Reproduce the listing word for word. Skip any image.

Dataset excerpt
-- Start --

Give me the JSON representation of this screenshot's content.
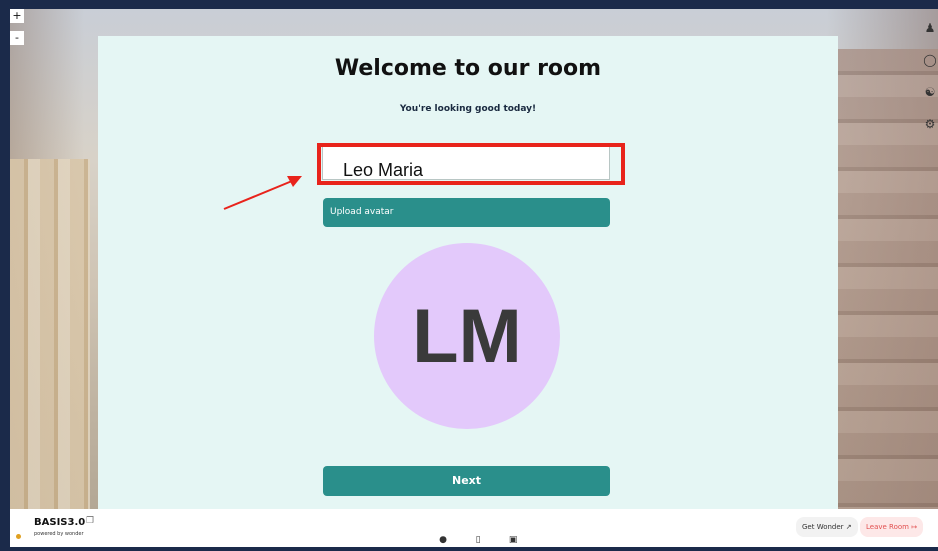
{
  "controls": {
    "zoom_in": "+",
    "zoom_out": "-"
  },
  "sidebar": {
    "icons": [
      "people-icon",
      "search-icon",
      "sitemap-icon",
      "gear-icon"
    ]
  },
  "modal": {
    "title": "Welcome to our room",
    "subtitle": "You're looking good today!",
    "name_value": "Leo Maria",
    "upload_label": "Upload avatar",
    "avatar_initials": "LM",
    "avatar_color": "#e3c9fb",
    "next_label": "Next",
    "accent_color": "#2a8f8b",
    "highlight_color": "#e8231b"
  },
  "bottom_bar": {
    "brand_name": "BASIS3.0",
    "brand_sub": "powered by wonder",
    "center_icons": [
      "mic-icon",
      "camera-icon",
      "screen-share-icon"
    ],
    "get_wonder_label": "Get Wonder",
    "leave_room_label": "Leave Room"
  }
}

-- End --

● **Written response**:
Give me the JSON representation of this screenshot's content.
{
  "controls": {
    "zoom_in": "+",
    "zoom_out": "-"
  },
  "sidebar": {
    "icons": [
      "people-icon",
      "search-icon",
      "sitemap-icon",
      "gear-icon"
    ]
  },
  "modal": {
    "title": "Welcome to our room",
    "subtitle": "You're looking good today!",
    "name_value": "Leo Maria",
    "upload_label": "Upload avatar",
    "avatar_initials": "LM",
    "avatar_color": "#e3c9fb",
    "next_label": "Next",
    "accent_color": "#2a8f8b",
    "highlight_color": "#e8231b"
  },
  "bottom_bar": {
    "brand_name": "BASIS3.0",
    "brand_sub": "powered by wonder",
    "center_icons": [
      "mic-icon",
      "camera-icon",
      "screen-share-icon"
    ],
    "get_wonder_label": "Get Wonder",
    "leave_room_label": "Leave Room"
  }
}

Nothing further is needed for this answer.